### Excerpted data
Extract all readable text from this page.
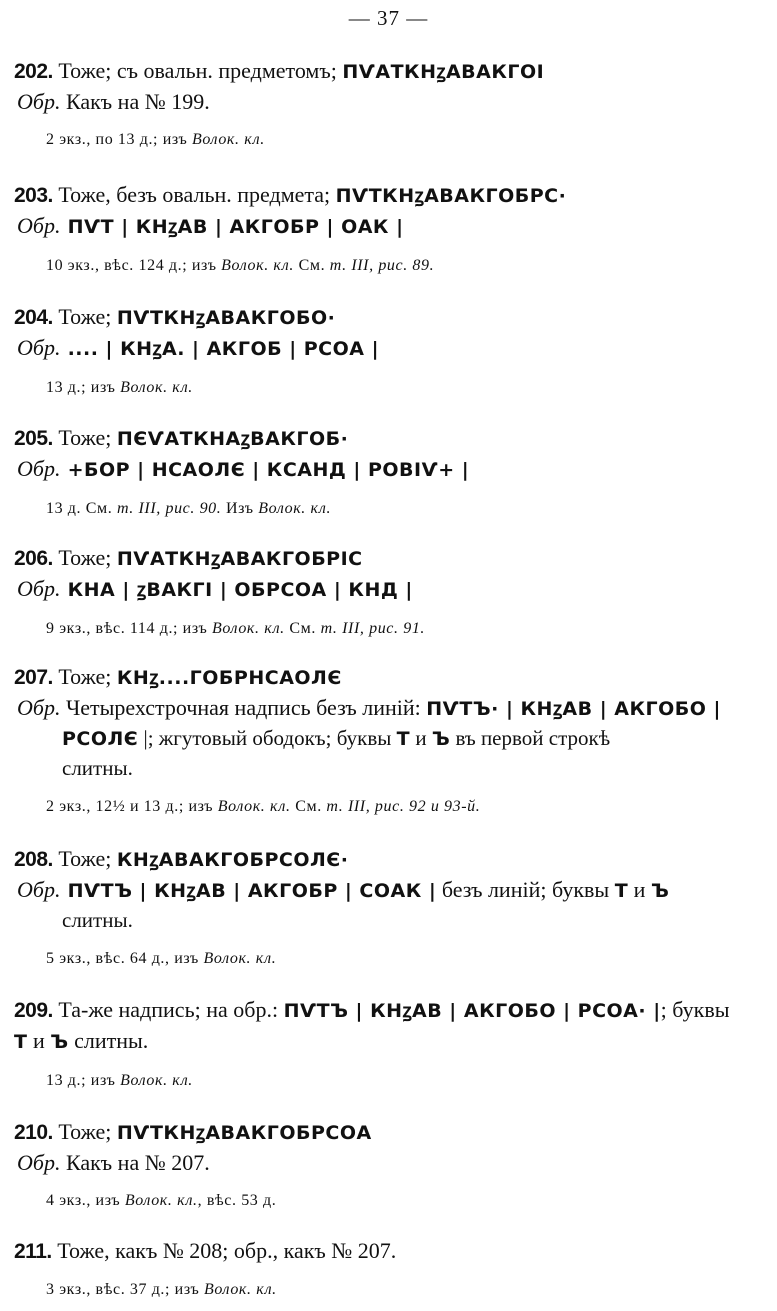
— 37 —
202. Тоже; съ овальн. предметомъ; ПѴАТКНꙁАВАКГОI
Обр. Какъ на № 199.
2 экз., по 13 д.; изъ Волок. кл.
203. Тоже, безъ овальн. предмета; ПѴТКНꙁАВАКГОБРС·
Обр. ПѴТ | КНꙁАВ | АКГОБР | ОАК |
10 экз., вѣс. 124 д.; изъ Волок. кл. См. т. III, рис. 89.
204. Тоже; ПѴТКНꙁАВАКГОБО·
Обр. .... | КНꙁА. | АКГОБ | РСОА |
13 д.; изъ Волок. кл.
205. Тоже; ПЄѴАТКНАꙁВАКГОБ·
Обр. +БОР | НСАОЛЄ | КСАНД | РОВIѴ+ |
13 д. См. т. III, рис. 90. Изъ Волок. кл.
206. Тоже; ПѴАТКНꙁАВАКГОБРIС
Обр. КНА | ꙁВАКГI | ОБРСОА | КНД |
9 экз., вѣс. 114 д.; изъ Волок. кл. См. т. III, рис. 91.
207. Тоже; КНꙁ....ГОБРНСАОЛЄ
Обр. Четырехстрочная надпись безъ линій: ПѴТЪ· | КНꙁАВ | АКГОБО |
РСОЛЄ |; жгутовый ободокъ; буквы Т и Ъ въ первой строкѣ
слитны.
2 экз., 12½ и 13 д.; изъ Волок. кл. См. т. III, рис. 92 и 93-й.
208. Тоже; КНꙁАВАКГОБРСОЛЄ·
Обр. ПѴТЪ | КНꙁАВ | АКГОБР | СОАК | безъ линій; буквы Т и Ъ
слитны.
5 экз., вѣс. 64 д., изъ Волок. кл.
209. Та-же надпись; на обр.: ПѴТЪ | КНꙁАВ | АКГОБО | РСОА· |; буквы
Т и Ъ слитны.
13 д.; изъ Волок. кл.
210. Тоже; ПѴТКНꙁАВАКГОБРСОА
Обр. Какъ на № 207.
4 экз., изъ Волок. кл., вѣс. 53 д.
211. Тоже, какъ № 208; обр., какъ № 207.
3 экз., вѣс. 37 д.; изъ Волок. кл.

### Task details
Omit the pictures and give the material again, exactly and in full.

### Solution for this task
Extract all readable text from this page.
— 37 —
202. Тоже; съ овальн. предметомъ; ПѴАТКНꙁАВАКГОI
Обр. Какъ на № 199.
2 экз., по 13 д.; изъ Волок. кл.
203. Тоже, безъ овальн. предмета; ПѴТКНꙁАВАКГОБРС·
Обр. ПѴТ | КНꙁАВ | АКГОБР | ОАК |
10 экз., вѣс. 124 д.; изъ Волок. кл. См. т. III, рис. 89.
204. Тоже; ПѴТКНꙁАВАКГОБО·
Обр. .... | КНꙁА. | АКГОБ | РСОА |
13 д.; изъ Волок. кл.
205. Тоже; ПЄѴАТКНАꙁВАКГОБ·
Обр. +БОР | НСАОЛЄ | КСАНД | РОВIѴ+ |
13 д. См. т. III, рис. 90. Изъ Волок. кл.
206. Тоже; ПѴАТКНꙁАВАКГОБРIС
Обр. КНА | ꙁВАКГI | ОБРСОА | КНД |
9 экз., вѣс. 114 д.; изъ Волок. кл. См. т. III, рис. 91.
207. Тоже; КНꙁ....ГОБРНСАОЛЄ
Обр. Четырехстрочная надпись безъ линій: ПѴТЪ· | КНꙁАВ | АКГОБО |
РСОЛЄ |; жгутовый ободокъ; буквы Т и Ъ въ первой строкѣ
слитны.
2 экз., 12½ и 13 д.; изъ Волок. кл. См. т. III, рис. 92 и 93-й.
208. Тоже; КНꙁАВАКГОБРСОЛЄ·
Обр. ПѴТЪ | КНꙁАВ | АКГОБР | СОАК | безъ линій; буквы Т и Ъ
слитны.
5 экз., вѣс. 64 д., изъ Волок. кл.
209. Та-же надпись; на обр.: ПѴТЪ | КНꙁАВ | АКГОБО | РСОА· |; буквы
Т и Ъ слитны.
13 д.; изъ Волок. кл.
210. Тоже; ПѴТКНꙁАВАКГОБРСОА
Обр. Какъ на № 207.
4 экз., изъ Волок. кл., вѣс. 53 д.
211. Тоже, какъ № 208; обр., какъ № 207.
3 экз., вѣс. 37 д.; изъ Волок. кл.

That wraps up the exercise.